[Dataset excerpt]
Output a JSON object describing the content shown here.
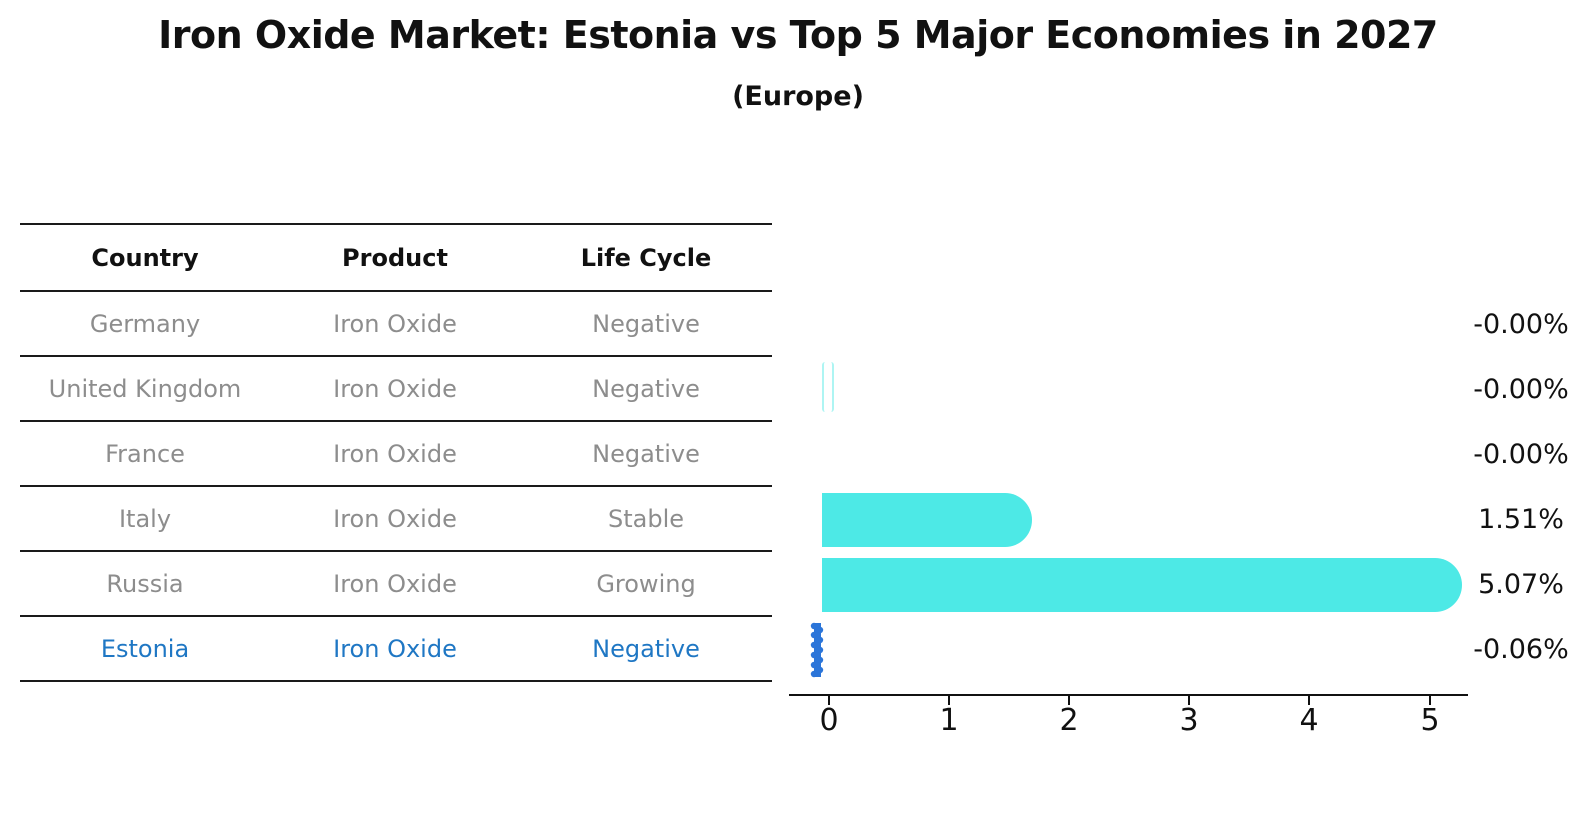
{
  "title": "Iron Oxide Market: Estonia vs Top 5 Major Economies in 2027",
  "subtitle": "(Europe)",
  "table": {
    "headers": [
      "Country",
      "Product",
      "Life Cycle"
    ],
    "rows": [
      {
        "country": "Germany",
        "product": "Iron Oxide",
        "life_cycle": "Negative",
        "highlight": false
      },
      {
        "country": "United Kingdom",
        "product": "Iron Oxide",
        "life_cycle": "Negative",
        "highlight": false
      },
      {
        "country": "France",
        "product": "Iron Oxide",
        "life_cycle": "Negative",
        "highlight": false
      },
      {
        "country": "Italy",
        "product": "Iron Oxide",
        "life_cycle": "Stable",
        "highlight": false
      },
      {
        "country": "Russia",
        "product": "Iron Oxide",
        "life_cycle": "Growing",
        "highlight": false
      },
      {
        "country": "Estonia",
        "product": "Iron Oxide",
        "life_cycle": "Negative",
        "highlight": true
      }
    ]
  },
  "chart_data": {
    "type": "bar",
    "orientation": "horizontal",
    "title": "Iron Oxide Market: Estonia vs Top 5 Major Economies in 2027",
    "subtitle": "(Europe)",
    "categories": [
      "Germany",
      "United Kingdom",
      "France",
      "Italy",
      "Russia",
      "Estonia"
    ],
    "values": [
      -0.0,
      -0.0,
      -0.0,
      1.51,
      5.07,
      -0.06
    ],
    "labels": [
      "-0.00%",
      "-0.00%",
      "-0.00%",
      "1.51%",
      "5.07%",
      "-0.06%"
    ],
    "unit": "%",
    "x_ticks": [
      "0",
      "1",
      "2",
      "3",
      "4",
      "5"
    ],
    "xlim": [
      -0.35,
      5.45
    ],
    "grid": false,
    "legend": "none",
    "bar_color": "#4DE9E6",
    "highlight_color": "#2B75D9",
    "highlight_index": 5
  },
  "colors": {
    "accent_blue": "#1F77C4",
    "bar_teal": "#4DE9E6",
    "bar_blue": "#2B75D9",
    "text_gray": "#8D8D8D",
    "text_black": "#111111",
    "line": "#1A1A1A"
  }
}
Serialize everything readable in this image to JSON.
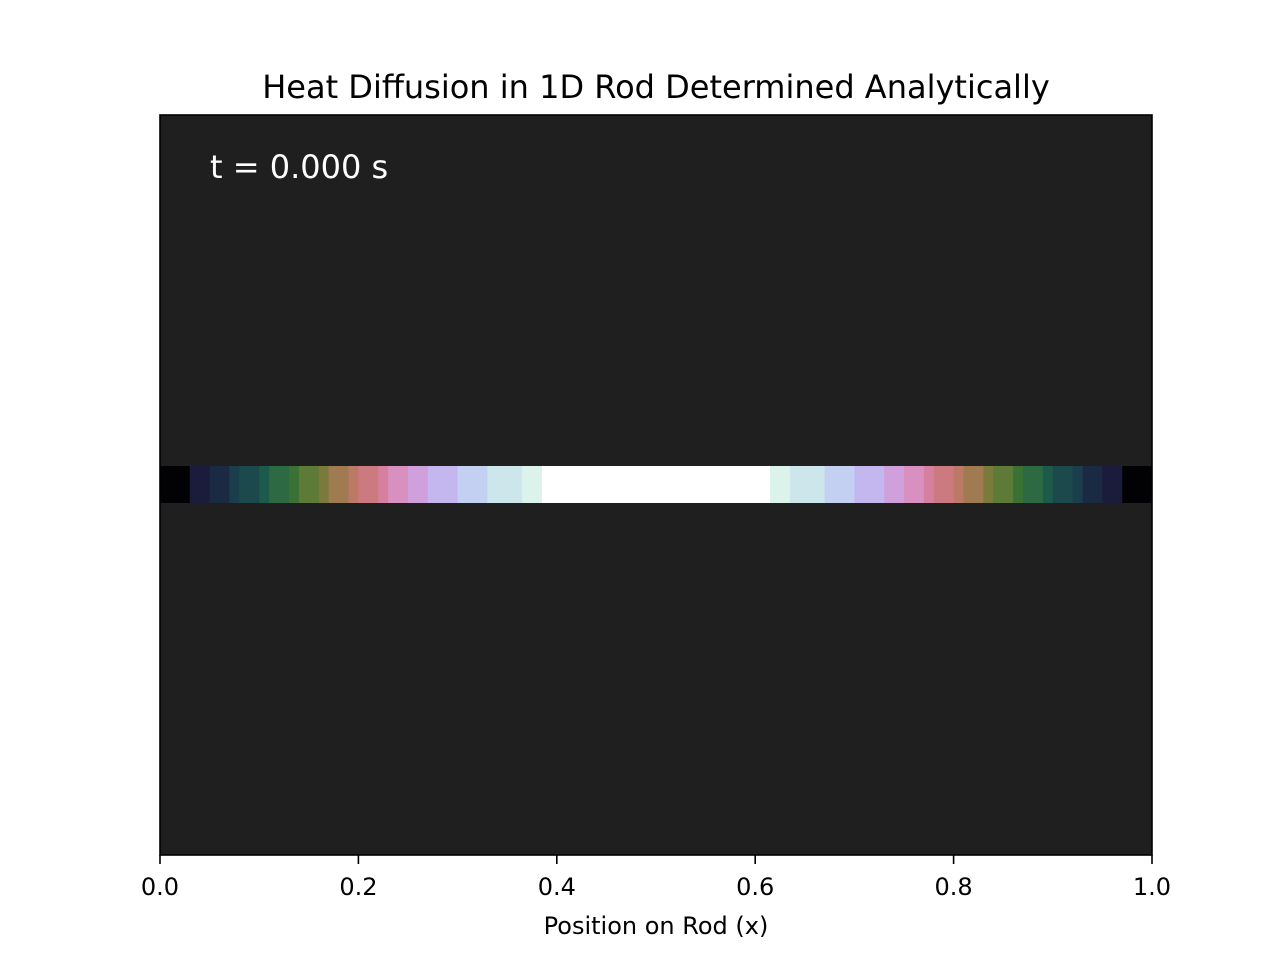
{
  "chart_data": {
    "type": "heatmap",
    "title": "Heat Diffusion in 1D Rod Determined Analytically",
    "xlabel": "Position on Rod (x)",
    "ylabel": "",
    "annotation": "t = 0.000 s",
    "xlim": [
      0.0,
      1.0
    ],
    "x_ticks": [
      0.0,
      0.2,
      0.4,
      0.6,
      0.8,
      1.0
    ],
    "x_tick_labels": [
      "0.0",
      "0.2",
      "0.4",
      "0.6",
      "0.8",
      "1.0"
    ],
    "y_ticks_visible": false,
    "grid": false,
    "colormap": "cubehelix",
    "background_color": "#1f1f1f",
    "cells": [
      {
        "x0": 0.0,
        "x1": 0.03,
        "color": "#020204"
      },
      {
        "x0": 0.03,
        "x1": 0.05,
        "color": "#1b1b3b"
      },
      {
        "x0": 0.05,
        "x1": 0.07,
        "color": "#1b2a43"
      },
      {
        "x0": 0.07,
        "x1": 0.08,
        "color": "#1b3e4d"
      },
      {
        "x0": 0.08,
        "x1": 0.1,
        "color": "#1c4a4c"
      },
      {
        "x0": 0.1,
        "x1": 0.11,
        "color": "#1c5a4b"
      },
      {
        "x0": 0.11,
        "x1": 0.13,
        "color": "#2d6a44"
      },
      {
        "x0": 0.13,
        "x1": 0.14,
        "color": "#3a7236"
      },
      {
        "x0": 0.14,
        "x1": 0.16,
        "color": "#5d7a36"
      },
      {
        "x0": 0.16,
        "x1": 0.17,
        "color": "#7a7a3b"
      },
      {
        "x0": 0.17,
        "x1": 0.19,
        "color": "#a07a50"
      },
      {
        "x0": 0.19,
        "x1": 0.2,
        "color": "#bb7a66"
      },
      {
        "x0": 0.2,
        "x1": 0.22,
        "color": "#cc7a80"
      },
      {
        "x0": 0.22,
        "x1": 0.23,
        "color": "#d680a0"
      },
      {
        "x0": 0.23,
        "x1": 0.25,
        "color": "#d890c0"
      },
      {
        "x0": 0.25,
        "x1": 0.27,
        "color": "#cfa0dc"
      },
      {
        "x0": 0.27,
        "x1": 0.3,
        "color": "#c4b6ef"
      },
      {
        "x0": 0.3,
        "x1": 0.33,
        "color": "#c4d0f2"
      },
      {
        "x0": 0.33,
        "x1": 0.365,
        "color": "#cde6ec"
      },
      {
        "x0": 0.365,
        "x1": 0.385,
        "color": "#dcf3ec"
      },
      {
        "x0": 0.385,
        "x1": 0.615,
        "color": "#ffffff"
      },
      {
        "x0": 0.615,
        "x1": 0.635,
        "color": "#dcf3ec"
      },
      {
        "x0": 0.635,
        "x1": 0.67,
        "color": "#cde6ec"
      },
      {
        "x0": 0.67,
        "x1": 0.7,
        "color": "#c4d0f2"
      },
      {
        "x0": 0.7,
        "x1": 0.73,
        "color": "#c4b6ef"
      },
      {
        "x0": 0.73,
        "x1": 0.75,
        "color": "#cfa0dc"
      },
      {
        "x0": 0.75,
        "x1": 0.77,
        "color": "#d890c0"
      },
      {
        "x0": 0.77,
        "x1": 0.78,
        "color": "#d680a0"
      },
      {
        "x0": 0.78,
        "x1": 0.8,
        "color": "#cc7a80"
      },
      {
        "x0": 0.8,
        "x1": 0.81,
        "color": "#bb7a66"
      },
      {
        "x0": 0.81,
        "x1": 0.83,
        "color": "#a07a50"
      },
      {
        "x0": 0.83,
        "x1": 0.84,
        "color": "#7a7a3b"
      },
      {
        "x0": 0.84,
        "x1": 0.86,
        "color": "#5d7a36"
      },
      {
        "x0": 0.86,
        "x1": 0.87,
        "color": "#3a7236"
      },
      {
        "x0": 0.87,
        "x1": 0.89,
        "color": "#2d6a44"
      },
      {
        "x0": 0.89,
        "x1": 0.9,
        "color": "#1c5a4b"
      },
      {
        "x0": 0.9,
        "x1": 0.92,
        "color": "#1c4a4c"
      },
      {
        "x0": 0.92,
        "x1": 0.93,
        "color": "#1b3e4d"
      },
      {
        "x0": 0.93,
        "x1": 0.95,
        "color": "#1b2a43"
      },
      {
        "x0": 0.95,
        "x1": 0.97,
        "color": "#1b1b3b"
      },
      {
        "x0": 0.97,
        "x1": 1.0,
        "color": "#020204"
      }
    ]
  }
}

> _EXERCISE TASK_
Using the listing above, pull out all lines that hold the word "Estonia".

> _CORRECT ANSWER_
  "title": "Iron Oxide Market: Estonia vs Top 5 Major Economies in 2027",
        "country": "Estonia",
    "title": "Iron Oxide Market: Estonia vs Top 5 Major Economies in 2027",
      "Estonia"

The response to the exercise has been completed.